Write out each record below exactly as it appears, with no pictures.

Saved entries
* Begin *

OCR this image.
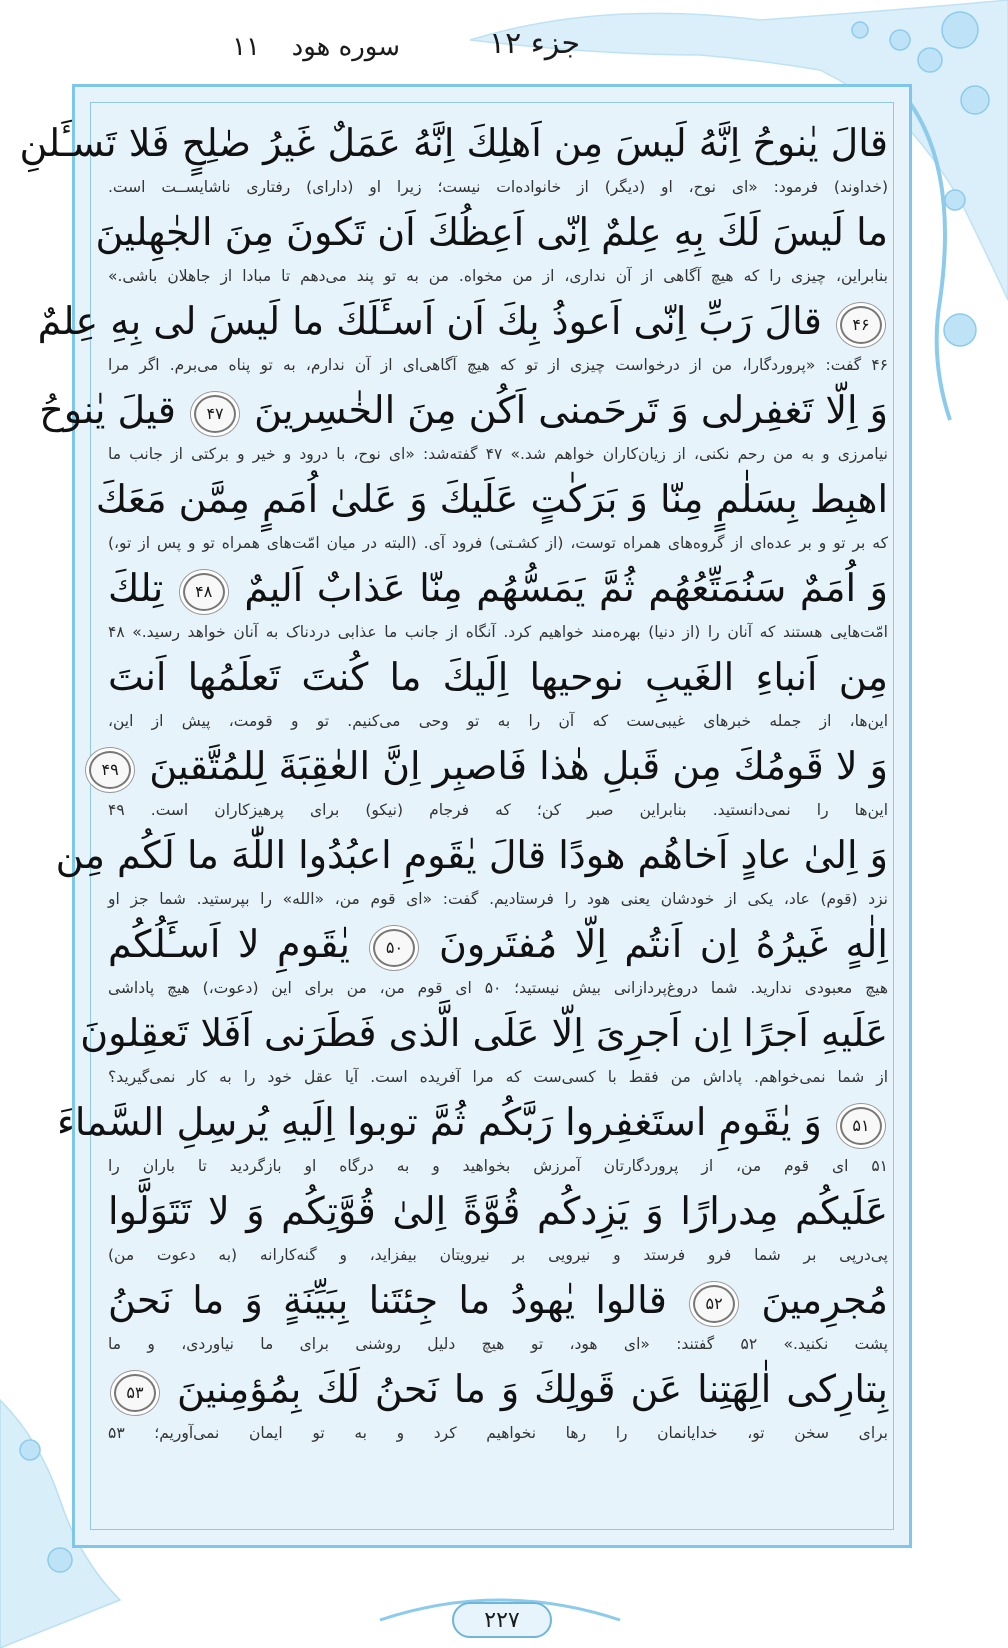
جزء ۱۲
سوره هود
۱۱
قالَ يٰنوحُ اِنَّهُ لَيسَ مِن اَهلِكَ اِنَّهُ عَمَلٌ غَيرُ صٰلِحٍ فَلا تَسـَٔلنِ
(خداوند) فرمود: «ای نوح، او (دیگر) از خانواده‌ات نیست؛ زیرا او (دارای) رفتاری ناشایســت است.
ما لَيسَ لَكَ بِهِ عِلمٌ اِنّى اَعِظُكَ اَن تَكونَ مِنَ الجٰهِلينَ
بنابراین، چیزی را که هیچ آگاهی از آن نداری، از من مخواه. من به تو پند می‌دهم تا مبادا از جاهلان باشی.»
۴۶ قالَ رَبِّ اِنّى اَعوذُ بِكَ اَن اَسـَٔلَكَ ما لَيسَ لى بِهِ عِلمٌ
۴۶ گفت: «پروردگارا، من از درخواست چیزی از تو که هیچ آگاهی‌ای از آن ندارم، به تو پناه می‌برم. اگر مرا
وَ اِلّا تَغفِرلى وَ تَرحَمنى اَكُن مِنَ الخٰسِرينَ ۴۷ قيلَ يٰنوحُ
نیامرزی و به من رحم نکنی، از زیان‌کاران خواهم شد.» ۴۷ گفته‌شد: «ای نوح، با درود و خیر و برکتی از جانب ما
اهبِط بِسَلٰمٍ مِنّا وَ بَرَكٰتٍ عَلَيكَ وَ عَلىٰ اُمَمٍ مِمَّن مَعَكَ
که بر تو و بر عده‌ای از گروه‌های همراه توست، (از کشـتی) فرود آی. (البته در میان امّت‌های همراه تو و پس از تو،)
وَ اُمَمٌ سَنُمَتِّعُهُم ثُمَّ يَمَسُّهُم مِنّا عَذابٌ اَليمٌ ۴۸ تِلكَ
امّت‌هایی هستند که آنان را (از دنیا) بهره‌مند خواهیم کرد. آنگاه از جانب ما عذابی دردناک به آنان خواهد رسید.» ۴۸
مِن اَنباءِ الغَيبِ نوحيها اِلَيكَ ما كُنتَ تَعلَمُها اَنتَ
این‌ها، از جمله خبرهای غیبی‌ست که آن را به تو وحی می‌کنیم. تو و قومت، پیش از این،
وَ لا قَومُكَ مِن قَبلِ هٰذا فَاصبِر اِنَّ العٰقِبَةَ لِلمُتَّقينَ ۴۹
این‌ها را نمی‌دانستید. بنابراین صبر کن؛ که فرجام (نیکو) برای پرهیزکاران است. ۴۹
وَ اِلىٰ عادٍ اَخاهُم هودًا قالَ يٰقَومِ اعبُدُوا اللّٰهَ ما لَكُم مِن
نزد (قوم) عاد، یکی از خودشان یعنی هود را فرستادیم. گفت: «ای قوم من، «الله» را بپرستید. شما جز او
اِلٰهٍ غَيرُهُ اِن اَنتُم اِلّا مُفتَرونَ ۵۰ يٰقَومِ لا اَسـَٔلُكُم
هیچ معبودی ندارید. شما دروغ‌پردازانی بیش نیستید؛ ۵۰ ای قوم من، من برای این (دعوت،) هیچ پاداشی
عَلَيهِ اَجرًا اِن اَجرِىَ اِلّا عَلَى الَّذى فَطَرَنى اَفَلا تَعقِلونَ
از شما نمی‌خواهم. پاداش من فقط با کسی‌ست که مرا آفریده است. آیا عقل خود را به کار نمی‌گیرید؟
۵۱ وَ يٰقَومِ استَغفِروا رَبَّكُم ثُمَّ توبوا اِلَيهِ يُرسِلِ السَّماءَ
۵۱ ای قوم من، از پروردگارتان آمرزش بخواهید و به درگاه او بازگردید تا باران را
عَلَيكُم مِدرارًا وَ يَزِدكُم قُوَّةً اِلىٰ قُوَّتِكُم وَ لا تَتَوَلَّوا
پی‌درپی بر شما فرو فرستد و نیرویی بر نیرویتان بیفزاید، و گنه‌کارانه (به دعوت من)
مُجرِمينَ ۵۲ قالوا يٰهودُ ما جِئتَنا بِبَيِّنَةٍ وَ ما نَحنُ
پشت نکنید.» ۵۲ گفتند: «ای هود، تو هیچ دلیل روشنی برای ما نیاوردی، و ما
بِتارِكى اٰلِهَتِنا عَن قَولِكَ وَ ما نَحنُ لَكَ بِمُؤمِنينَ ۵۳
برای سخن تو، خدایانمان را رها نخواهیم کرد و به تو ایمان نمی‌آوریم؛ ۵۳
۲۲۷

* End *

# [Written answer]
OCR this image.
جزء ۱۲
سوره هود
۱۱
قالَ يٰنوحُ اِنَّهُ لَيسَ مِن اَهلِكَ اِنَّهُ عَمَلٌ غَيرُ صٰلِحٍ فَلا تَسـَٔلنِ
(خداوند) فرمود: «ای نوح، او (دیگر) از خانواده‌ات نیست؛ زیرا او (دارای) رفتاری ناشایســت است.
ما لَيسَ لَكَ بِهِ عِلمٌ اِنّى اَعِظُكَ اَن تَكونَ مِنَ الجٰهِلينَ
بنابراین، چیزی را که هیچ آگاهی از آن نداری، از من مخواه. من به تو پند می‌دهم تا مبادا از جاهلان باشی.»
۴۶ قالَ رَبِّ اِنّى اَعوذُ بِكَ اَن اَسـَٔلَكَ ما لَيسَ لى بِهِ عِلمٌ
۴۶ گفت: «پروردگارا، من از درخواست چیزی از تو که هیچ آگاهی‌ای از آن ندارم، به تو پناه می‌برم. اگر مرا
وَ اِلّا تَغفِرلى وَ تَرحَمنى اَكُن مِنَ الخٰسِرينَ ۴۷ قيلَ يٰنوحُ
نیامرزی و به من رحم نکنی، از زیان‌کاران خواهم شد.» ۴۷ گفته‌شد: «ای نوح، با درود و خیر و برکتی از جانب ما
اهبِط بِسَلٰمٍ مِنّا وَ بَرَكٰتٍ عَلَيكَ وَ عَلىٰ اُمَمٍ مِمَّن مَعَكَ
که بر تو و بر عده‌ای از گروه‌های همراه توست، (از کشـتی) فرود آی. (البته در میان امّت‌های همراه تو و پس از تو،)
وَ اُمَمٌ سَنُمَتِّعُهُم ثُمَّ يَمَسُّهُم مِنّا عَذابٌ اَليمٌ ۴۸ تِلكَ
امّت‌هایی هستند که آنان را (از دنیا) بهره‌مند خواهیم کرد. آنگاه از جانب ما عذابی دردناک به آنان خواهد رسید.» ۴۸
مِن اَنباءِ الغَيبِ نوحيها اِلَيكَ ما كُنتَ تَعلَمُها اَنتَ
این‌ها، از جمله خبرهای غیبی‌ست که آن را به تو وحی می‌کنیم. تو و قومت، پیش از این،
وَ لا قَومُكَ مِن قَبلِ هٰذا فَاصبِر اِنَّ العٰقِبَةَ لِلمُتَّقينَ ۴۹
این‌ها را نمی‌دانستید. بنابراین صبر کن؛ که فرجام (نیکو) برای پرهیزکاران است. ۴۹
وَ اِلىٰ عادٍ اَخاهُم هودًا قالَ يٰقَومِ اعبُدُوا اللّٰهَ ما لَكُم مِن
نزد (قوم) عاد، یکی از خودشان یعنی هود را فرستادیم. گفت: «ای قوم من، «الله» را بپرستید. شما جز او
اِلٰهٍ غَيرُهُ اِن اَنتُم اِلّا مُفتَرونَ ۵۰ يٰقَومِ لا اَسـَٔلُكُم
هیچ معبودی ندارید. شما دروغ‌پردازانی بیش نیستید؛ ۵۰ ای قوم من، من برای این (دعوت،) هیچ پاداشی
عَلَيهِ اَجرًا اِن اَجرِىَ اِلّا عَلَى الَّذى فَطَرَنى اَفَلا تَعقِلونَ
از شما نمی‌خواهم. پاداش من فقط با کسی‌ست که مرا آفریده است. آیا عقل خود را به کار نمی‌گیرید؟
۵۱ وَ يٰقَومِ استَغفِروا رَبَّكُم ثُمَّ توبوا اِلَيهِ يُرسِلِ السَّماءَ
۵۱ ای قوم من، از پروردگارتان آمرزش بخواهید و به درگاه او بازگردید تا باران را
عَلَيكُم مِدرارًا وَ يَزِدكُم قُوَّةً اِلىٰ قُوَّتِكُم وَ لا تَتَوَلَّوا
پی‌درپی بر شما فرو فرستد و نیرویی بر نیرویتان بیفزاید، و گنه‌کارانه (به دعوت من)
مُجرِمينَ ۵۲ قالوا يٰهودُ ما جِئتَنا بِبَيِّنَةٍ وَ ما نَحنُ
پشت نکنید.» ۵۲ گفتند: «ای هود، تو هیچ دلیل روشنی برای ما نیاوردی، و ما
بِتارِكى اٰلِهَتِنا عَن قَولِكَ وَ ما نَحنُ لَكَ بِمُؤمِنينَ ۵۳
برای سخن تو، خدایانمان را رها نخواهیم کرد و به تو ایمان نمی‌آوریم؛ ۵۳
۲۲۷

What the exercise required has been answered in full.